→ **PROVA TU**:
Traduci in inglese la seguente frase tratta dal brano sulle parole di Calcagno: "Non conosco tutto con precisione però le cose che stanno emergendo potrebbero avere conseguenze molto gravi."

→ **BRANO**:

Calcagno (AIC): “Tamponi Lazio? Conseguenze gravi. Stipendi Serie A…”

Umberto Calcagno AIC

Calcagno, attuale presidente dell’Associazione Italiana Calciatori (AIC), nel corso del suo intervento su “Radio Anch’io Sport” in attesa delle nuove elezioni per eleggere – o confermare – il presidente AIC (QUI le parole di Dossena, anche lui candidato) ha parlato del discorso stipendi in Serie A e della caos tamponi per quanto riguarda la Lazio.

GLI STIPENDICalcagno, attuale presidente AIC e candidato per le prossime elezioni, ha parlato del discorso stipendi in Serie A e accordi con i club che ne fanno parte: «Se si conoscessero le dinamiche del nostro mondo si potrebbe comprendere meglio. Appena iniziata la pandemia abbiamo riunito tutte le squadre professionistiche e sono stati i primi che era impossibile un accordo quadro che potrebbe essere uguale per tutte le squadre, e penso sia abbastanza comprensibile. All’interno della stessa squadra molte volte abbiamo dovuto fare accordi differenti perché chi è in scadenza di contratto o in prestito e non ha rinnovato per la stagione in corso rispetto a chi ha un biennale fonda la sua trattativa su basi ben differenti. Non è vero che non li abbiamo assistiti, tutte le squadre hanno ricevuto il nostro supporto. Il risultato è sotto gli occhi di tutti, il buon senso ha avuto la meglio».

GIALLO TAMPONI – Calcagno conclude dicendo la sua sul caos tamponi per quanto riguarda la Lazio: «Se ho parlato con Ciro Immobile dopo quello che è successo? Tutto quello che abbiamo fatto da tutte le componenti Federali per la ripresa si fondava su regole ben precise e protocolli che vanno rispettati. Qui si parla di salute! Non conosco tutto con precisione però le cose che stanno emergendo potrebbero avere conseguenze molto gravi. Mi auguro che tutto possa essere risolto».

→ **DATI DI PARTENZA**:
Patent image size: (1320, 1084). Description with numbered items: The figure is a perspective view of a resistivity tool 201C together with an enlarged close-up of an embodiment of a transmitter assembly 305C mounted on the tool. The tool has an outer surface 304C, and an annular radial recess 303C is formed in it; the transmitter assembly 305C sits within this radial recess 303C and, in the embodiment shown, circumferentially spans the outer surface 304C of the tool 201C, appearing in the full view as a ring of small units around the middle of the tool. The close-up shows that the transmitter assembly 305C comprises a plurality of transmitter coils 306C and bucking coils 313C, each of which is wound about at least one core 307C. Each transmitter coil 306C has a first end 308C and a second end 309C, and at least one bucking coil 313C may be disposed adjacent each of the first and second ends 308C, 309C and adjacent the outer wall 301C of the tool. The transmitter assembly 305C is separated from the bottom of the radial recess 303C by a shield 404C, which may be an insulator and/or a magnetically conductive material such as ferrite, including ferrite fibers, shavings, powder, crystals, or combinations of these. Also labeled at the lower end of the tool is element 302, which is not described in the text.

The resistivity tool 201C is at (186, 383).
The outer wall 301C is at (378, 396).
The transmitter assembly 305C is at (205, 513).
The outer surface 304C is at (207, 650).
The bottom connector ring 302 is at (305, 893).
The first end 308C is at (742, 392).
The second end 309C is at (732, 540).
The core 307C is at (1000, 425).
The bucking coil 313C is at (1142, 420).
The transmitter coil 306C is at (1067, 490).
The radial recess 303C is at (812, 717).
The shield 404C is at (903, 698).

→ **SOLUZIONE**:
I don't know everything precisely, but the things that are coming to light could have very serious consequences.